-- Text segment start --

At times we got a bit back patting and pally, 'cause we're mates getting excited about our involvement in Dublin's vibrant art scene so please forgive us that. Among other things we discuss the seminal show 'The Wire', the old performance versus page debate, Kalle's experience of the New York scene, and his recently passed father's creative legacy and continuing inspiration which I think is really good. It's a long one, even thought I cut loads out but hopefully you'll enjoy.







me: first things first welcome to my lair, abode, tiny section of tinternet. Tell me Kalle Ryan. I met you first through the splendiferous ball of niceness, bad hat choices and poetry shenanigans Stephen James Smith, after both of us read at his Glor Sesh. What do you think of him, the Glor and then, what the fuck possessed you to get involved in this mad scene that’s happening around us anyway.

Kalle: Thats right, Stephen James Smith is the gateway to the spoken word scene for so many of us here in Dublin.

me: Yep.

Kalle: Well, first up, Stephen is a true poet, out there working hard at his craft and providing an incredible platform for so many at The Glor Sessions. The first thing that struck me about the night was the really high calibre of talent at it, as it is an open mic night. As for me getting involved - I had been doing bits and pieces in New York, primarily performance poems in conjunction with a cool literary journal over there called Lilies & Cannonballs, at their launch nights, and really enjoyed the experience. I had also done some comedy there and in Utah and was eager to get back into things when I moved back to Ireland.

-- Text segment end --

[Requirements]
A: From the interview above, copy the passage between "Kalle: Well, first" and "back to Ireland.", inclusive.
B: Answer these questions from the interview:
(i) Which show does the introduction describe as seminal?
(ii) Whom does Kalle call the gateway to the spoken word scene in Dublin?
(iii) Apart from New York, where did Kalle do comedy?

-- Dataset content start --

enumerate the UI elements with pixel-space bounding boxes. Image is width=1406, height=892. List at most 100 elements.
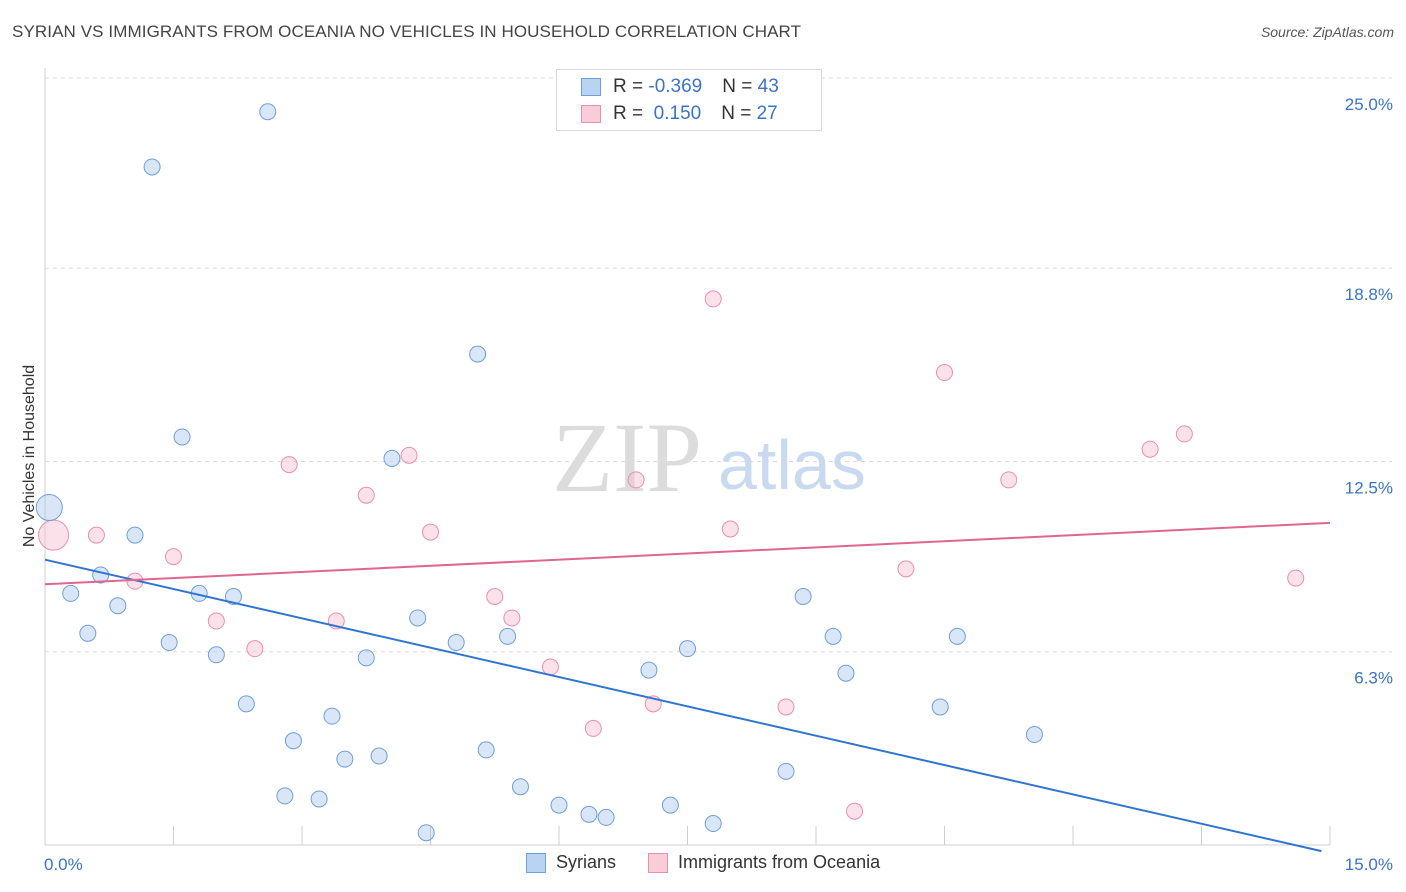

-- Dataset content end --

[Per-task answers]
A:
Kalle: Well, first up, Stephen is a true poet, out there working hard at his craft and providing an incredible platform for so many at The Glor Sessions. The first thing that struck me about the night was the really high calibre of talent at it, as it is an open mic night. As for me getting involved - I had been doing bits and pieces in New York, primarily performance poems in conjunction with a cool literary journal over there called Lilies & Cannonballs, at their launch nights, and really enjoyed the experience. I had also done some comedy there and in Utah and was eager to get back into things when I moved back to Ireland.

B:
(i) 'The Wire'
(ii) Stephen James Smith
(iii) Utah